Data extracted from a collection
§
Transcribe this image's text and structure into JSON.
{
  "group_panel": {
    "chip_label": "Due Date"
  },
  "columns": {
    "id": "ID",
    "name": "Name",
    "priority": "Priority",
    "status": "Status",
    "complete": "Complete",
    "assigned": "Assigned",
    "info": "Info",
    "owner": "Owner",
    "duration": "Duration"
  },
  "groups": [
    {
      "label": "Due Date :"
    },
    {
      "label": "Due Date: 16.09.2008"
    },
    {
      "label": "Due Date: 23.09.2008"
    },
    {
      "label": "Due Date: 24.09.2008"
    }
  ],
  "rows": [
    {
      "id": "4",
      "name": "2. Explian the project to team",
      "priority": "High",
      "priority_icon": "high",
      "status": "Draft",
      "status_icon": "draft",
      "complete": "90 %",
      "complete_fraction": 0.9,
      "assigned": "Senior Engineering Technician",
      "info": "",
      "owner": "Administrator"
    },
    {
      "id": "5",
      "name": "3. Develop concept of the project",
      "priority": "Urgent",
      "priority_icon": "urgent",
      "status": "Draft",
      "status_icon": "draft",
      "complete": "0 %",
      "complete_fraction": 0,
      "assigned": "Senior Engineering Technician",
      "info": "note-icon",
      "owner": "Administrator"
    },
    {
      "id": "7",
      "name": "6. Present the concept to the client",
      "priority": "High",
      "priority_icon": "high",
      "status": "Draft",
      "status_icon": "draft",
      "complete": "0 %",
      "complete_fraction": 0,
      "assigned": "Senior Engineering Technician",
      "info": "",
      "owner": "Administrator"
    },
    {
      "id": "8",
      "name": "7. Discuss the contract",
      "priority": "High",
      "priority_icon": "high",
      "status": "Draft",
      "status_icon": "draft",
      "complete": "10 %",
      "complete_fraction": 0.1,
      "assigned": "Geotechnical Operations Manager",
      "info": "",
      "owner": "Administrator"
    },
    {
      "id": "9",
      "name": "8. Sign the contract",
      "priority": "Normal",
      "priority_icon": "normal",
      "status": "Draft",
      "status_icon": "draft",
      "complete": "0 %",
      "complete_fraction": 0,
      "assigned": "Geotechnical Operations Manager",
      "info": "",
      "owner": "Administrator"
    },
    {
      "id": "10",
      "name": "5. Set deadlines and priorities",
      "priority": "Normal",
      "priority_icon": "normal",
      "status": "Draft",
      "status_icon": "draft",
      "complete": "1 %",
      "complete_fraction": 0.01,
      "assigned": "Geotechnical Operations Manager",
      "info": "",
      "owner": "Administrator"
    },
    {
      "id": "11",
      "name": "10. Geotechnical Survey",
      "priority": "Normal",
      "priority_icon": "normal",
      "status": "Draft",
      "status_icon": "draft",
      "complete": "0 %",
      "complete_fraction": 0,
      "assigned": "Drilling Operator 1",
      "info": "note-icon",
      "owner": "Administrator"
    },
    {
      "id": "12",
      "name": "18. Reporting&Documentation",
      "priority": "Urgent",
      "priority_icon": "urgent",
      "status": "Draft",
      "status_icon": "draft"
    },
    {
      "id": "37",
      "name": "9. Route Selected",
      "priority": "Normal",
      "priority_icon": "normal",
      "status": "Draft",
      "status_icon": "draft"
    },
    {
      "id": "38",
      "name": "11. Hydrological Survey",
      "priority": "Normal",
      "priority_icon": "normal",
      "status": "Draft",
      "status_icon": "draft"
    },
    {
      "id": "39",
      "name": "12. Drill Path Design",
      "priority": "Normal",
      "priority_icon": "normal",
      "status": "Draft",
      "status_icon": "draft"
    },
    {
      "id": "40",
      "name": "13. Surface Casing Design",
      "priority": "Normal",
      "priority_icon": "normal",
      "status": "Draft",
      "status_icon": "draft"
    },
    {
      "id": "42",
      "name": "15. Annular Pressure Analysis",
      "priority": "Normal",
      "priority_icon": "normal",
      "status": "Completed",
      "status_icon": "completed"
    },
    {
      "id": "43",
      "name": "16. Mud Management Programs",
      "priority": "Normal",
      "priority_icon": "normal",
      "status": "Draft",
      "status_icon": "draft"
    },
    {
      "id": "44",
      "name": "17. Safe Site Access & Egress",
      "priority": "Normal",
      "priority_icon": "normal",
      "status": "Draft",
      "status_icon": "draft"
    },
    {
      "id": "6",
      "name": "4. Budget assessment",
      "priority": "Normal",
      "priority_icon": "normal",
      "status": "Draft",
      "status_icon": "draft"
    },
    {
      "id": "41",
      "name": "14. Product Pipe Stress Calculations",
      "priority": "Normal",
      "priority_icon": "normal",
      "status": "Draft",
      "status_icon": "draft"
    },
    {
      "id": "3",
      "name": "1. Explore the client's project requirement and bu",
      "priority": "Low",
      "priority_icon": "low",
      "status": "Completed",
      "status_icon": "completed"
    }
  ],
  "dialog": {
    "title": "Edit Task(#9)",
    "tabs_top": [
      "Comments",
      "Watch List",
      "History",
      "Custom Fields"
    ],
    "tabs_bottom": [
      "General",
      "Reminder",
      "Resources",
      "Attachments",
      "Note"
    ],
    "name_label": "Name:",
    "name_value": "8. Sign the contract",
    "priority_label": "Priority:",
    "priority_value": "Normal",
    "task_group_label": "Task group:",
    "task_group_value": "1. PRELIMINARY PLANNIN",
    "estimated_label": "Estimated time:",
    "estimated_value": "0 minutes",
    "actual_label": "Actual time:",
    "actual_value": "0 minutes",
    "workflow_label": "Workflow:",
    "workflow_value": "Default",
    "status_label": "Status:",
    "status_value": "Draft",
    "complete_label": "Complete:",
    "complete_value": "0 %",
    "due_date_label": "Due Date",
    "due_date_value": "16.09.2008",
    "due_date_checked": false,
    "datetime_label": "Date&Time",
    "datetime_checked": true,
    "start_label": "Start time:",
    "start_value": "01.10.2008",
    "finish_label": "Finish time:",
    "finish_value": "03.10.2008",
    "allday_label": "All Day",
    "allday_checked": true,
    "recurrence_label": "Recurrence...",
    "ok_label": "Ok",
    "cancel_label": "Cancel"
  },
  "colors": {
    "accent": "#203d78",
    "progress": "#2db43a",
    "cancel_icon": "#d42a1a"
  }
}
§
*Instruction*.
Which lines contain "minutes"? Copy each of them.

*Final result*.
    "estimated_value": "0 minutes",
    "actual_value": "0 minutes",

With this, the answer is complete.